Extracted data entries
^^^^^^^^^^^^^^^^

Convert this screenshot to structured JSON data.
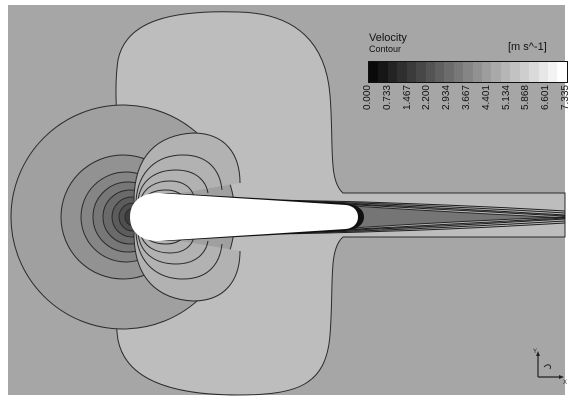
{
  "legend": {
    "title": "Velocity",
    "subtitle": "Contour",
    "units": "[m s^-1]",
    "ticks": [
      "0.000",
      "0.733",
      "1.467",
      "2.200",
      "2.934",
      "3.667",
      "4.401",
      "5.134",
      "5.868",
      "6.601",
      "7.335"
    ]
  },
  "triad": {
    "y_label": "Y",
    "x_label": "X"
  },
  "colors": {
    "background": "#a6a6a6",
    "contour_line": "#2b2b2b",
    "body": "#ffffff"
  }
}
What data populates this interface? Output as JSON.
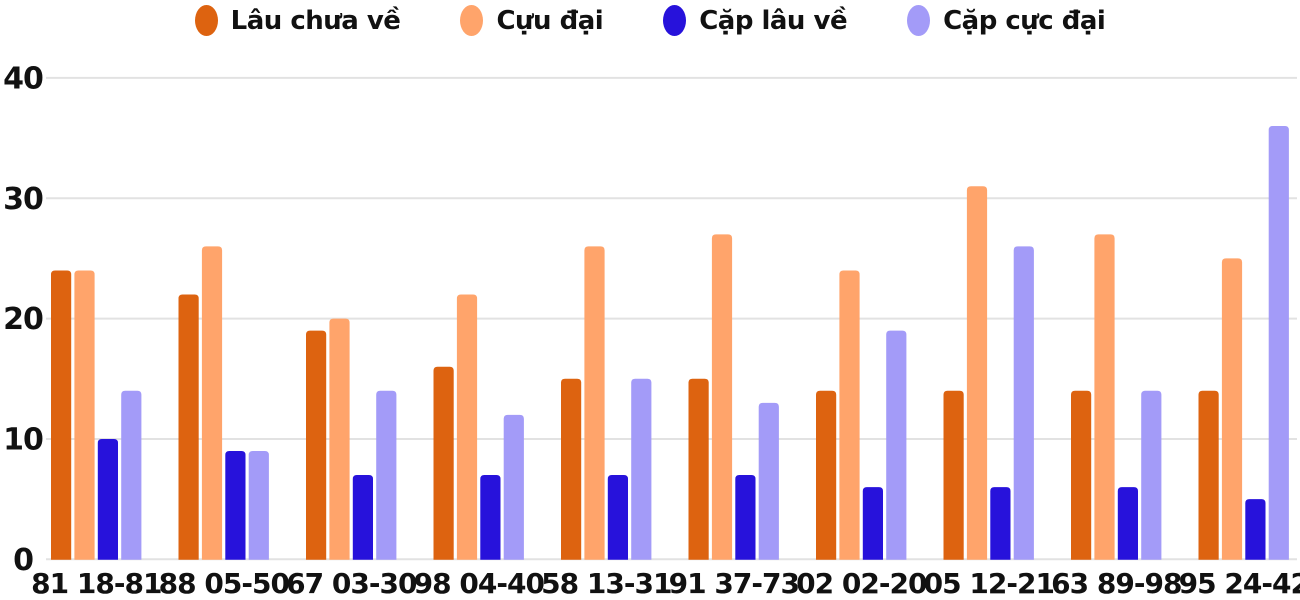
{
  "chart_data": {
    "type": "bar",
    "title": "",
    "categories": [
      "81 18-81",
      "88 05-50",
      "67 03-30",
      "98 04-40",
      "58 13-31",
      "91 37-73",
      "02 02-20",
      "05 12-21",
      "63 89-98",
      "95 24-42"
    ],
    "series": [
      {
        "name": "Lâu chưa về",
        "color": "#DD6310",
        "values": [
          24,
          22,
          19,
          16,
          15,
          15,
          14,
          14,
          14,
          14
        ]
      },
      {
        "name": "Cựu đại",
        "color": "#FFA46B",
        "values": [
          24,
          26,
          20,
          22,
          26,
          27,
          24,
          31,
          27,
          25
        ]
      },
      {
        "name": "Cặp lâu về",
        "color": "#2712DB",
        "values": [
          10,
          9,
          7,
          7,
          7,
          7,
          6,
          6,
          6,
          5
        ]
      },
      {
        "name": "Cặp cực đại",
        "color": "#A39BF8",
        "values": [
          14,
          9,
          14,
          12,
          15,
          13,
          19,
          26,
          14,
          36
        ]
      }
    ],
    "ylim": [
      0,
      40
    ],
    "yticks": [
      0,
      10,
      20,
      30,
      40
    ],
    "xlabel": "",
    "ylabel": "",
    "grid": true,
    "legend_position": "top"
  },
  "colors": {
    "grid": "#e2e2e2",
    "text": "#111111",
    "background": "#ffffff"
  }
}
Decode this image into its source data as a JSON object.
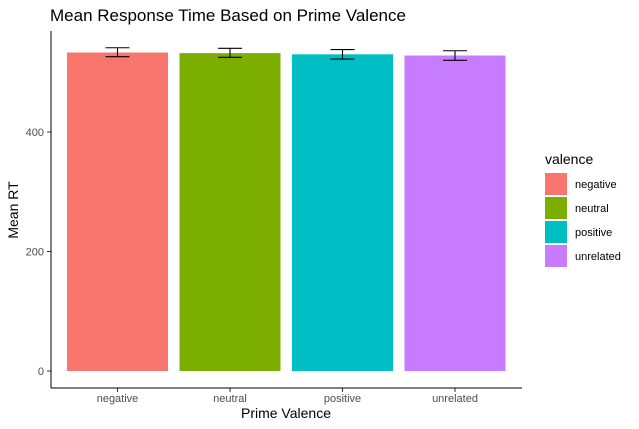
{
  "chart_data": {
    "type": "bar",
    "title": "Mean Response Time Based on Prime Valence",
    "xlabel": "Prime Valence",
    "ylabel": "Mean RT",
    "categories": [
      "negative",
      "neutral",
      "positive",
      "unrelated"
    ],
    "values": [
      533,
      532,
      530,
      528
    ],
    "error_low": [
      526,
      525,
      522,
      520
    ],
    "error_high": [
      541,
      540,
      538,
      536
    ],
    "colors": [
      "#F8766D",
      "#7CAE00",
      "#00BFC4",
      "#C77CFF"
    ],
    "ylim": [
      0,
      560
    ],
    "yticks": [
      0,
      200,
      400
    ],
    "grid": false,
    "legend": {
      "title": "valence",
      "position": "right",
      "entries": [
        "negative",
        "neutral",
        "positive",
        "unrelated"
      ]
    }
  }
}
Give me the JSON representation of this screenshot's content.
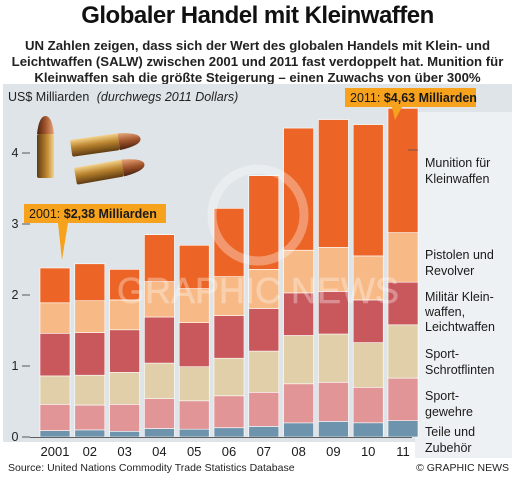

^^^^^^^^^^^^^^^^

[Exercise]
Which lines above contain the word "screenshot"? Copy each of them.

[Right answer]
Convert this screenshot to structured JSON data.
Give me the JSON representation of this screenshot's content.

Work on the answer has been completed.